• [TASK OBJECTIVE] Count the lines in the entries below that contain the string "heading", treating uppercase and lowercase letters as different, and give only that number.

• [EXCERPTED DATA]
☆ ☆ ☆

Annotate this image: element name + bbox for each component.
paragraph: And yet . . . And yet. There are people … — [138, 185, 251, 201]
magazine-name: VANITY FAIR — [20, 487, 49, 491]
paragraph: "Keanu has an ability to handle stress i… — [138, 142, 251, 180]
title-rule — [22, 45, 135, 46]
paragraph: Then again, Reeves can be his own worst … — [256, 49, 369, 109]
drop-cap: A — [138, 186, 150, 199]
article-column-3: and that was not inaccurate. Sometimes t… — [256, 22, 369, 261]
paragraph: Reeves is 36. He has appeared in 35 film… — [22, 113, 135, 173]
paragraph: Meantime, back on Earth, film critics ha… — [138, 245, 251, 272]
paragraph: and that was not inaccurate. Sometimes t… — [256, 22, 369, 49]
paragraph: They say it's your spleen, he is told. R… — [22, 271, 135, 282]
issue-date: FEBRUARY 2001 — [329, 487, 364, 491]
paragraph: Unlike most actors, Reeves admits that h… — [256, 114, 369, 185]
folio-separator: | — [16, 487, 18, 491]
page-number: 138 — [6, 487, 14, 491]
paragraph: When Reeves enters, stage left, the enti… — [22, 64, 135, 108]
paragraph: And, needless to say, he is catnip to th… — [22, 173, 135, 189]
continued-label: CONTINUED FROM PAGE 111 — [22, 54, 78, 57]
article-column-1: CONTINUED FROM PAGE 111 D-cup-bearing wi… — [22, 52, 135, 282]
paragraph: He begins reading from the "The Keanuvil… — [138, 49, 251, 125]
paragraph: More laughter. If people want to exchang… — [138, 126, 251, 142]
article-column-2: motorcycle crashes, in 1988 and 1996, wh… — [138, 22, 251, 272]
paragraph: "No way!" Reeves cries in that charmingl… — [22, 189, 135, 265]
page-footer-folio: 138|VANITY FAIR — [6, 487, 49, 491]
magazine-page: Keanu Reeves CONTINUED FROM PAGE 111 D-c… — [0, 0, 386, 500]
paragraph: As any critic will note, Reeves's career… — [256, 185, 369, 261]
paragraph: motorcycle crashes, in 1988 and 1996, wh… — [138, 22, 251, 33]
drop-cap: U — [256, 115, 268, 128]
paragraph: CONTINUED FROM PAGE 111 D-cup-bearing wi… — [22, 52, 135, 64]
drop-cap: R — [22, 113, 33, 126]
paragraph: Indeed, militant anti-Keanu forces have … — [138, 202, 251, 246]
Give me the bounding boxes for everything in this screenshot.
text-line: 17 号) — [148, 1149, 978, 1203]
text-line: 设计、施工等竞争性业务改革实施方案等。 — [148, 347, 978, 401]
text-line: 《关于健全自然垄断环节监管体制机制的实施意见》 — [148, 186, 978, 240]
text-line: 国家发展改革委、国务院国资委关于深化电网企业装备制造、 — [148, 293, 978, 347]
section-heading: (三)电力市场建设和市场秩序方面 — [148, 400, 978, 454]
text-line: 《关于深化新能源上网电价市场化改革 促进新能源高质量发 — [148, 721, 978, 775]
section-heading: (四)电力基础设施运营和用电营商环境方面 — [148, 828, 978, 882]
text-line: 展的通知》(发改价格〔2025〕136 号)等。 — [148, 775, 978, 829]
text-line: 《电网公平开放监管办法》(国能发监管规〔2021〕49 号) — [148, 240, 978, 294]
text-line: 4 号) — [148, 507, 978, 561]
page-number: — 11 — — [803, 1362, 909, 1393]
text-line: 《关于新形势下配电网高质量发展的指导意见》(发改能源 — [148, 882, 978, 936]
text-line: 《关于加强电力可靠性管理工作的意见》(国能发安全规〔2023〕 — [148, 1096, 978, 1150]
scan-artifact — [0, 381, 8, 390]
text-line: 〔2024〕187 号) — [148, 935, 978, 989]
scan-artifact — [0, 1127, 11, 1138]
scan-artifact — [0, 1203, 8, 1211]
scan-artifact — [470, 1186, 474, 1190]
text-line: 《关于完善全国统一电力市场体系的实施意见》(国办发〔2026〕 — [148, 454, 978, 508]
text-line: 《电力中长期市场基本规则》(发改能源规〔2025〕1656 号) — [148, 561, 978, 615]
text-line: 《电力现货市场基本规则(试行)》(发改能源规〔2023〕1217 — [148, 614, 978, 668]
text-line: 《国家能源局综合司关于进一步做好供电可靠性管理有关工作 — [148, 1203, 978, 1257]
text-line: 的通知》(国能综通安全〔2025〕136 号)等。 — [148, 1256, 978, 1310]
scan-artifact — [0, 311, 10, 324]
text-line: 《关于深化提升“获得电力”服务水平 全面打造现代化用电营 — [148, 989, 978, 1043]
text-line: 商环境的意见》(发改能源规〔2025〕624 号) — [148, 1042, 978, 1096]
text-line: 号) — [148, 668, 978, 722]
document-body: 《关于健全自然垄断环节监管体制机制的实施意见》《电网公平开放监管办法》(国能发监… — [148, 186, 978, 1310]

☆ ☆ ☆

• [TASK ANSWER] 2